Which lines contain the word "articles"? Return each of them as written.

--- Record extracts ---

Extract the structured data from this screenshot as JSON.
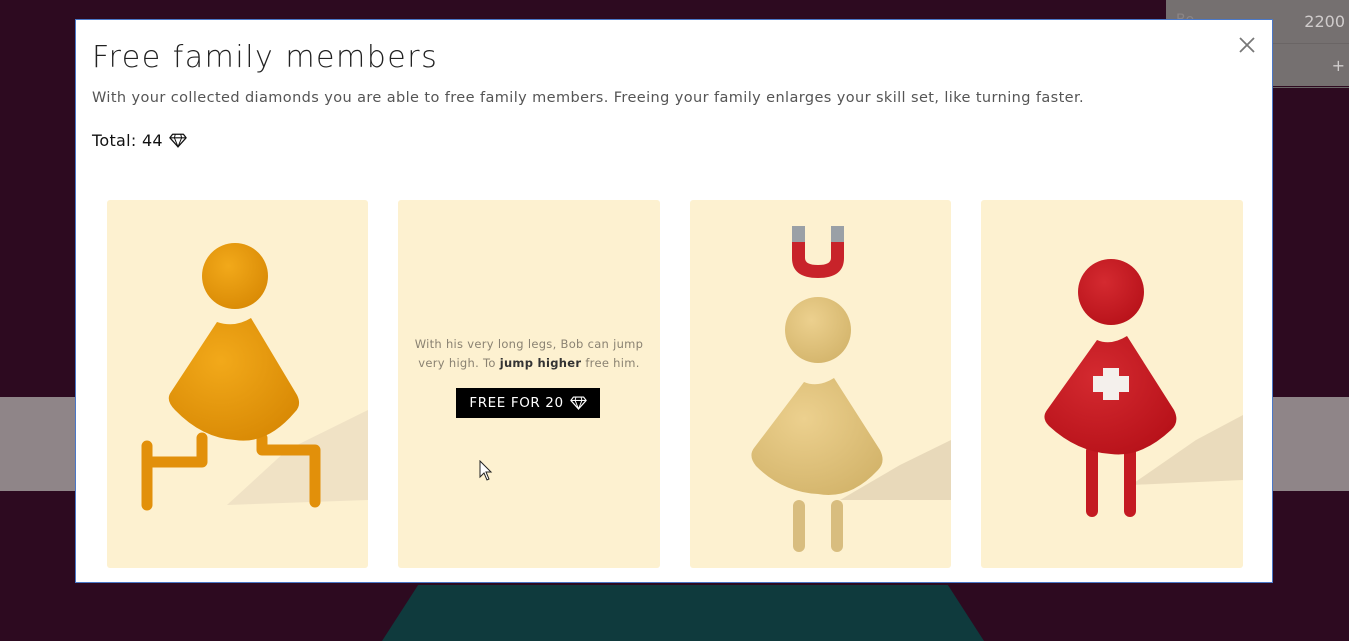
{
  "background": {
    "panel_rows": [
      {
        "label": "Bo",
        "value": "2200"
      },
      {
        "label": "",
        "value": "+"
      }
    ]
  },
  "modal": {
    "title": "Free family members",
    "description": "With your collected diamonds you are able to free family members. Freeing your family enlarges your skill set, like turning faster.",
    "total_label": "Total: 44",
    "close_icon": "close-icon",
    "diamond_icon": "diamond-icon"
  },
  "cards": [
    {
      "name": "orange-jumper",
      "color": "#e8960a",
      "locked": false
    },
    {
      "name": "bob",
      "locked": true,
      "text_before": "With his very long legs, Bob can jump very high. To ",
      "text_bold": "jump higher",
      "text_after": " free him.",
      "button_label": "FREE FOR 20"
    },
    {
      "name": "magnet-member",
      "color": "#e0c27e",
      "locked": false
    },
    {
      "name": "medic-member",
      "color": "#c8141c",
      "locked": false
    }
  ],
  "colors": {
    "card_bg": "#fdf1d0",
    "modal_border": "#4a78c8",
    "button_bg": "#000000"
  }
}
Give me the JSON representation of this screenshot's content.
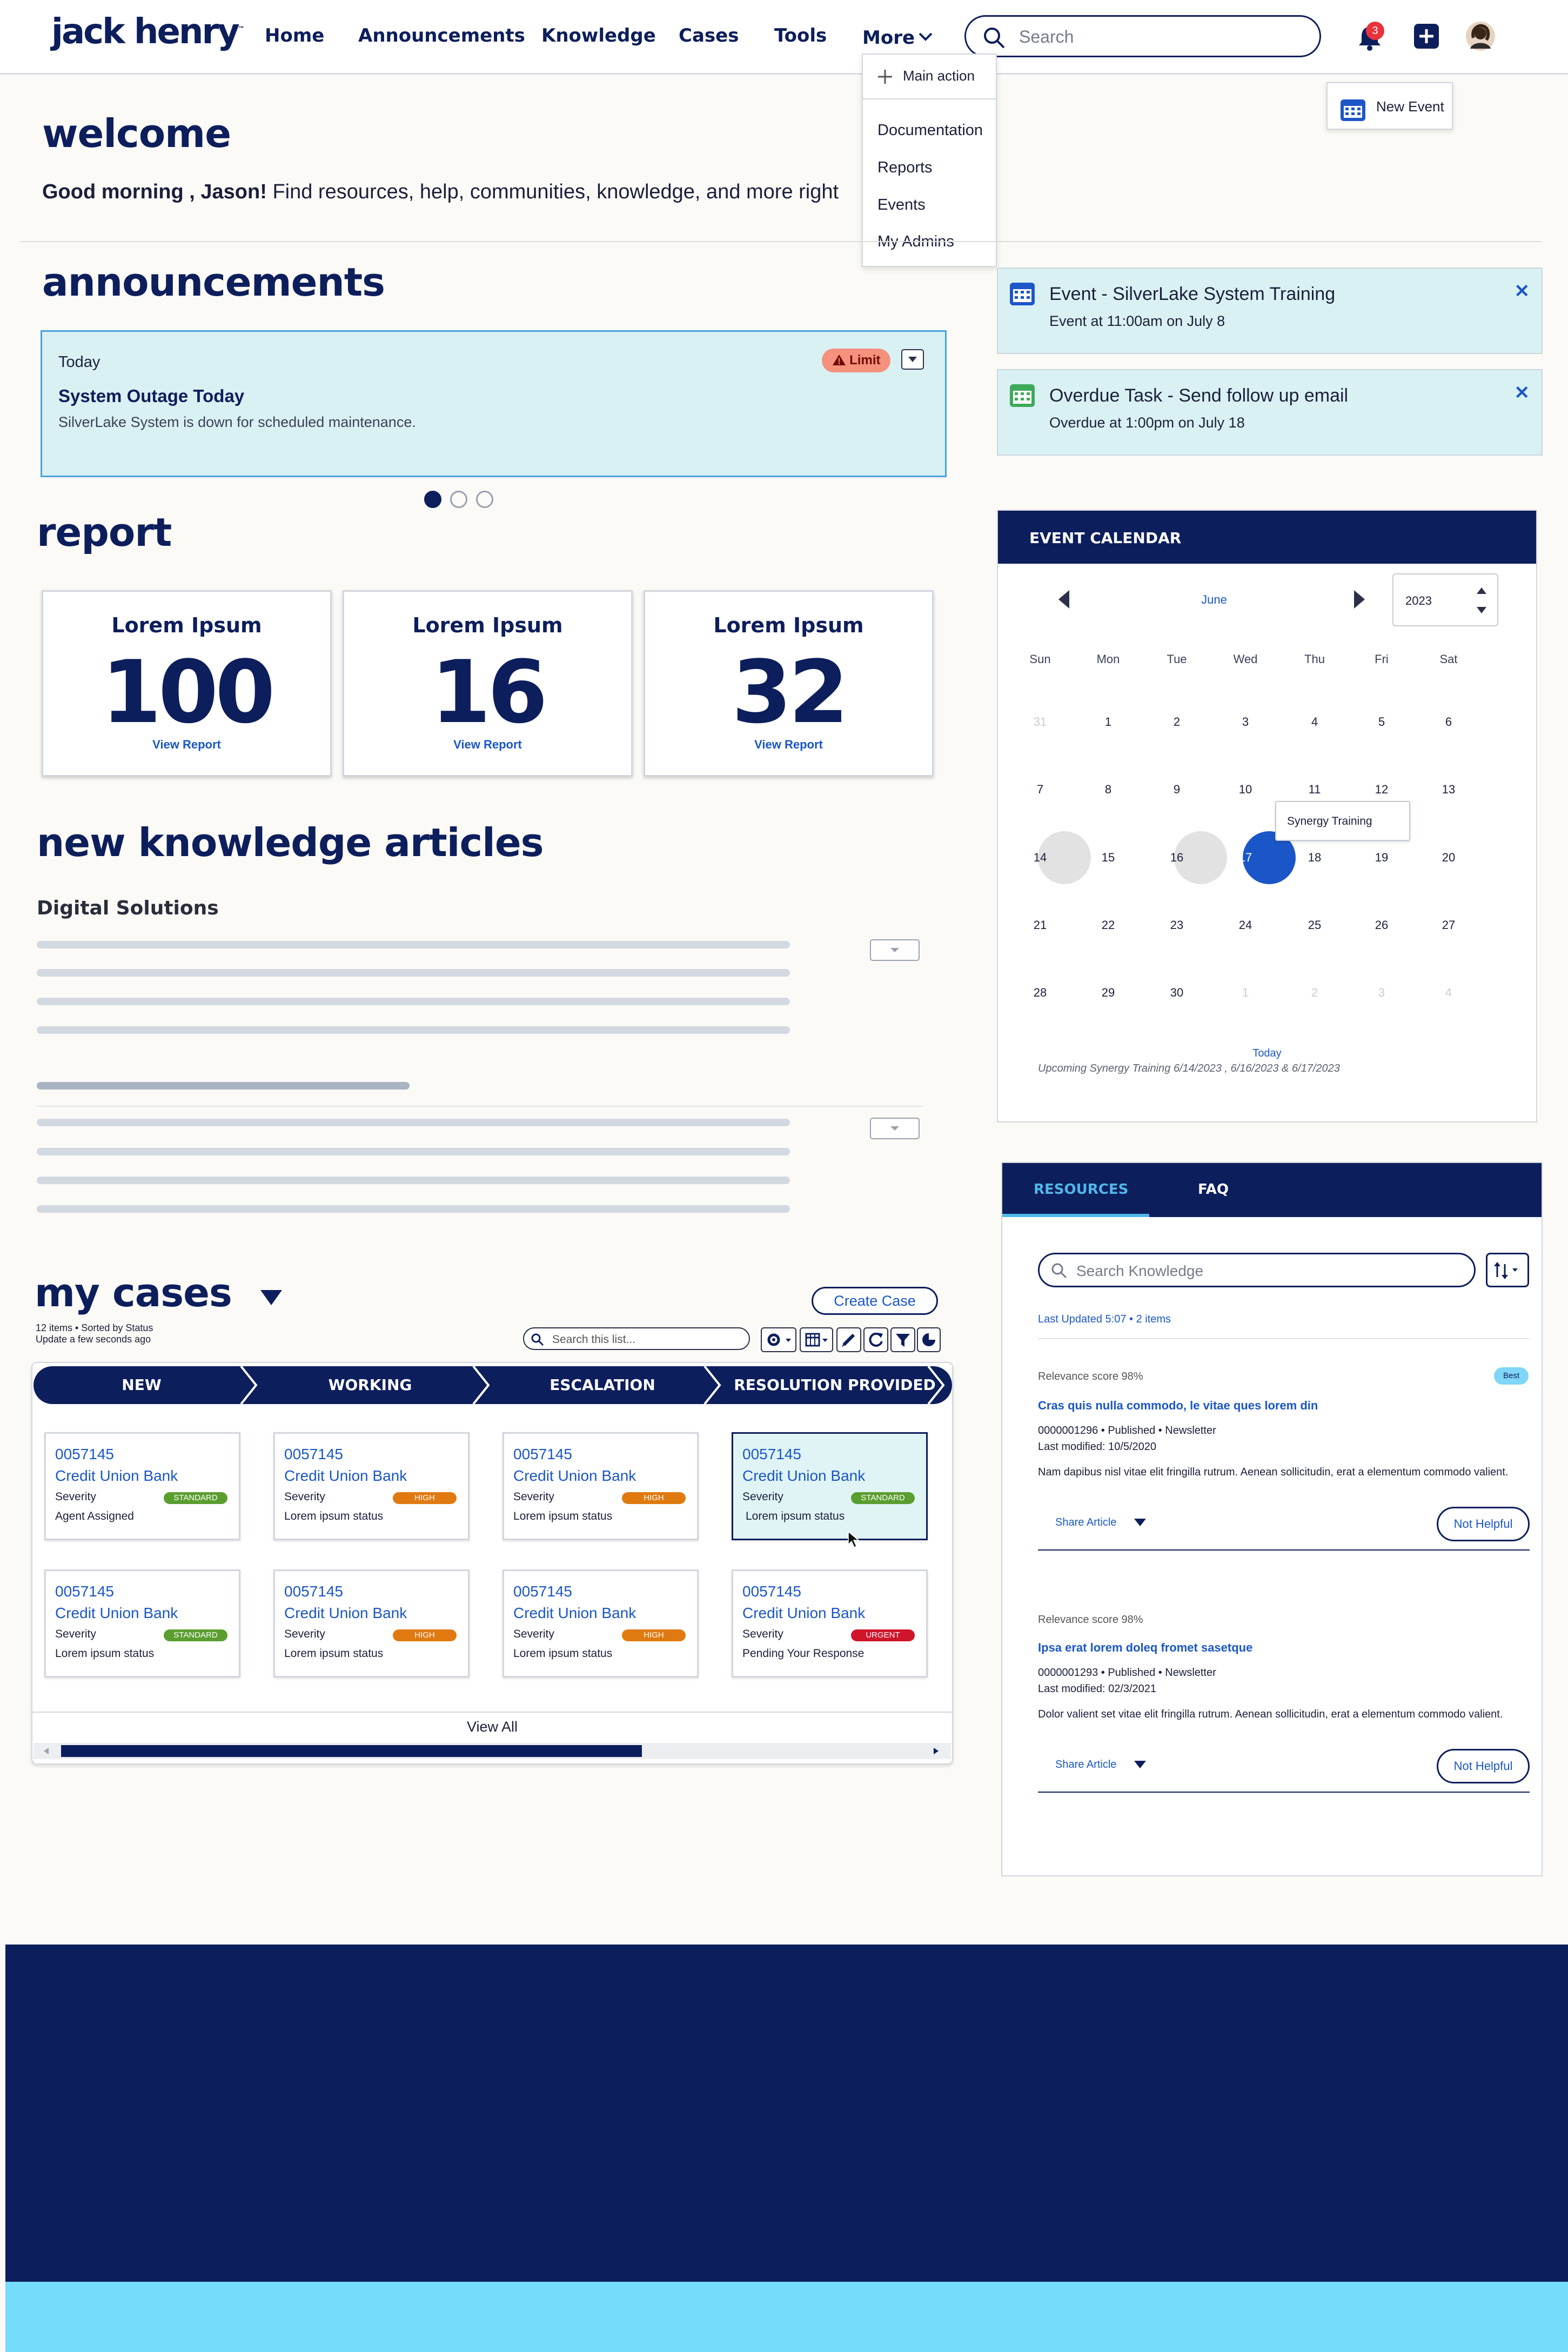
{
  "header": {
    "logo": "jack henry",
    "logo_tm": "™",
    "nav": [
      "Home",
      "Announcements",
      "Knowledge",
      "Cases",
      "Tools",
      "More"
    ],
    "search_placeholder": "Search",
    "notification_count": "3"
  },
  "more_menu": {
    "main_action": "Main action",
    "items": [
      "Documentation",
      "Reports",
      "Events",
      "My Admins"
    ]
  },
  "new_event_label": "New Event",
  "welcome": {
    "title": "welcome",
    "greeting_bold": "Good morning , Jason!",
    "greeting_rest": " Find resources, help, communities, knowledge, and more right"
  },
  "announcements": {
    "title": "announcements",
    "card": {
      "date": "Today",
      "badge": "Limit",
      "headline": "System Outage Today",
      "body": "SilverLake System is down for scheduled maintenance."
    },
    "pager_count": 3
  },
  "notices": [
    {
      "title": "Event - SilverLake System Training",
      "sub": "Event at 11:00am on July 8",
      "color": "#1e55c8"
    },
    {
      "title": "Overdue Task - Send follow up email",
      "sub": "Overdue at 1:00pm on July 18",
      "color": "#3da95a"
    }
  ],
  "report": {
    "title": "report",
    "cards": [
      {
        "title": "Lorem Ipsum",
        "value": "100",
        "link": "View Report"
      },
      {
        "title": "Lorem Ipsum",
        "value": "16",
        "link": "View Report"
      },
      {
        "title": "Lorem Ipsum",
        "value": "32",
        "link": "View Report"
      }
    ]
  },
  "knowledge": {
    "title": "new knowledge articles",
    "subtitle": "Digital Solutions"
  },
  "cases": {
    "title": "my cases",
    "meta1": "12 items • Sorted by Status",
    "meta2": "Update a few seconds ago",
    "create_label": "Create Case",
    "search_placeholder": "Search this list...",
    "stages": [
      "NEW",
      "WORKING",
      "ESCALATION",
      "RESOLUTION PROVIDED"
    ],
    "rows": [
      [
        {
          "id": "0057145",
          "org": "Credit Union Bank",
          "sev_label": "Severity",
          "tag": "STANDARD",
          "tag_color": "#5a9e2f",
          "status": "Agent Assigned"
        },
        {
          "id": "0057145",
          "org": "Credit Union Bank",
          "sev_label": "Severity",
          "tag": "HIGH",
          "tag_color": "#e07a10",
          "status": "Lorem ipsum status"
        },
        {
          "id": "0057145",
          "org": "Credit Union Bank",
          "sev_label": "Severity",
          "tag": "HIGH",
          "tag_color": "#e07a10",
          "status": "Lorem ipsum status"
        },
        {
          "id": "0057145",
          "org": "Credit Union Bank",
          "sev_label": "Severity",
          "tag": "STANDARD",
          "tag_color": "#5a9e2f",
          "status": "Lorem ipsum status"
        }
      ],
      [
        {
          "id": "0057145",
          "org": "Credit Union Bank",
          "sev_label": "Severity",
          "tag": "STANDARD",
          "tag_color": "#5a9e2f",
          "status": "Lorem ipsum status"
        },
        {
          "id": "0057145",
          "org": "Credit Union Bank",
          "sev_label": "Severity",
          "tag": "HIGH",
          "tag_color": "#e07a10",
          "status": "Lorem ipsum status"
        },
        {
          "id": "0057145",
          "org": "Credit Union Bank",
          "sev_label": "Severity",
          "tag": "HIGH",
          "tag_color": "#e07a10",
          "status": "Lorem ipsum status"
        },
        {
          "id": "0057145",
          "org": "Credit Union Bank",
          "sev_label": "Severity",
          "tag": "URGENT",
          "tag_color": "#d0142a",
          "status": "Pending Your Response"
        }
      ]
    ],
    "view_all": "View All"
  },
  "calendar": {
    "title": "EVENT CALENDAR",
    "month": "June",
    "year": "2023",
    "dow": [
      "Sun",
      "Mon",
      "Tue",
      "Wed",
      "Thu",
      "Fri",
      "Sat"
    ],
    "weeks": [
      [
        "31",
        "1",
        "2",
        "3",
        "4",
        "5",
        "6"
      ],
      [
        "7",
        "8",
        "9",
        "10",
        "11",
        "12",
        "13"
      ],
      [
        "14",
        "15",
        "16",
        "17",
        "18",
        "19",
        "20"
      ],
      [
        "21",
        "22",
        "23",
        "24",
        "25",
        "26",
        "27"
      ],
      [
        "28",
        "29",
        "30",
        "1",
        "2",
        "3",
        "4"
      ]
    ],
    "tooltip": "Synergy Training",
    "today_label": "Today",
    "upcoming": "Upcoming Synergy Training 6/14/2023 , 6/16/2023 & 6/17/2023"
  },
  "resources": {
    "tabs": [
      "RESOURCES",
      "FAQ"
    ],
    "search_placeholder": "Search Knowledge",
    "last_updated": "Last Updated 5:07 • 2 items",
    "articles": [
      {
        "score": "Relevance score 98%",
        "badge": "Best",
        "title": "Cras quis nulla commodo, le vitae ques lorem din",
        "meta": "0000001296 • Published • Newsletter",
        "modified": "Last modified: 10/5/2020",
        "body": "Nam dapibus nisl vitae elit fringilla rutrum. Aenean sollicitudin, erat a elementum commodo valient.",
        "share": "Share Article",
        "not_helpful": "Not Helpful"
      },
      {
        "score": "Relevance score 98%",
        "badge": "",
        "title": "Ipsa erat lorem doleq fromet sasetque",
        "meta": "0000001293 • Published • Newsletter",
        "modified": "Last modified: 02/3/2021",
        "body": "Dolor valient set vitae elit fringilla rutrum. Aenean sollicitudin, erat a elementum commodo valient.",
        "share": "Share Article",
        "not_helpful": "Not Helpful"
      }
    ]
  },
  "colors": {
    "navy": "#0d1e5c",
    "footer": "#0d1e5c",
    "footer_band": "#75dcfb",
    "accent": "#1a56c7"
  }
}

---

Solution below -
    "title": "new knowledge articles",
    "articles": [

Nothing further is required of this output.